• _WORK TO BE COMPLETED_
All lines holding the string "Tækningen" are to be shown.

(Part of a data file)
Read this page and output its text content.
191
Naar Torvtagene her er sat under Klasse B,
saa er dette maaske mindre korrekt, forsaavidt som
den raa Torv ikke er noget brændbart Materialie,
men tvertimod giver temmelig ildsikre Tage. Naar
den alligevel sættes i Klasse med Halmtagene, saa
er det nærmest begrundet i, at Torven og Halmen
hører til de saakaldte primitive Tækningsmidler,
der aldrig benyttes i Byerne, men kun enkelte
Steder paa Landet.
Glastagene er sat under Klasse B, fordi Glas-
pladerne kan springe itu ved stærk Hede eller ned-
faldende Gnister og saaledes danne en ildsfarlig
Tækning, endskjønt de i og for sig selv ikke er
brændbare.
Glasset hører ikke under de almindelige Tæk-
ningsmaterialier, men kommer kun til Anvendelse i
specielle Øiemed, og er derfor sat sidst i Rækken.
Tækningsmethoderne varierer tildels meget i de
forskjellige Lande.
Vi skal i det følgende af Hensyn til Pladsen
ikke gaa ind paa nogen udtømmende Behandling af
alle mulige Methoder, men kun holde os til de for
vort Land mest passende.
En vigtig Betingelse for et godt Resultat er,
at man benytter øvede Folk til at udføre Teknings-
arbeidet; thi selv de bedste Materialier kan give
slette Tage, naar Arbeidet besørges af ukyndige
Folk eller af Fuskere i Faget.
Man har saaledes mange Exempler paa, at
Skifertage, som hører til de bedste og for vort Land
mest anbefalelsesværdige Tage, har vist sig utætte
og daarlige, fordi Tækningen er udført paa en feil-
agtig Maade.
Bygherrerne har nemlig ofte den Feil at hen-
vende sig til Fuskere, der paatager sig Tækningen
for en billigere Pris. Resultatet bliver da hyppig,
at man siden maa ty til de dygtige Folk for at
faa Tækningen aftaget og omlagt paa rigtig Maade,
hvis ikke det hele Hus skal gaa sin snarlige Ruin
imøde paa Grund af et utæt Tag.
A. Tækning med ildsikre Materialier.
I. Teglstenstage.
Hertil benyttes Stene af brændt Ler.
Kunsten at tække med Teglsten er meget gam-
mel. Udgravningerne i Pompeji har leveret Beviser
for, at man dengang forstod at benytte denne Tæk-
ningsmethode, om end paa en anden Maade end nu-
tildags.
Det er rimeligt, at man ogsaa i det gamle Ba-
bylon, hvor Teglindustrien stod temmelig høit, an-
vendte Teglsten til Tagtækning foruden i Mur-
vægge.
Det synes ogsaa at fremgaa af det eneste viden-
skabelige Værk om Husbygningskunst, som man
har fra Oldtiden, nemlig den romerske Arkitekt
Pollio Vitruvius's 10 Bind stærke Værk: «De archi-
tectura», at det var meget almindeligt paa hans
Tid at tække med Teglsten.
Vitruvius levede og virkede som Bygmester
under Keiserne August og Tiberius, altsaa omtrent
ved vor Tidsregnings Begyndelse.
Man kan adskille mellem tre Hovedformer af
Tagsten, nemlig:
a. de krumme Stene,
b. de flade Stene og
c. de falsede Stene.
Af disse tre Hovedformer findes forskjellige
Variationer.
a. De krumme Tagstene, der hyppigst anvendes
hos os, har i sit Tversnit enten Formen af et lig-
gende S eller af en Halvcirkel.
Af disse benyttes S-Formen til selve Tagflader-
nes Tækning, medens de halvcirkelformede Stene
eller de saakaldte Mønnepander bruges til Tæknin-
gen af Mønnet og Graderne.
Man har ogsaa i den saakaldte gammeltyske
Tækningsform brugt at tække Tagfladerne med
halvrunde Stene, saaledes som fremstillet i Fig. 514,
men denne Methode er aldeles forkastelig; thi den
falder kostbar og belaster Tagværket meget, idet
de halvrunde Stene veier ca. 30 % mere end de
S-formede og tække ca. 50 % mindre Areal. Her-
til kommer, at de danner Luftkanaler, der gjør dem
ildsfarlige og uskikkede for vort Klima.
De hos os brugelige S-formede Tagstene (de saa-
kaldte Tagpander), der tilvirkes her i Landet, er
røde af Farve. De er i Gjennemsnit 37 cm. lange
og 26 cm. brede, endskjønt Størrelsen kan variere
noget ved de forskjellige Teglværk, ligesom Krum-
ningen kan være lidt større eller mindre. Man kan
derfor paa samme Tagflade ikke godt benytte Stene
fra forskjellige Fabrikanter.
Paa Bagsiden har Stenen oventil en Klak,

• _CORRECT OUTPUT_
og daarlige, fordi Tækningen er udført paa en feil-
vende sig til Fuskere, der paatager sig Tækningen
faa Tækningen aftaget og omlagt paa rigtig Maade,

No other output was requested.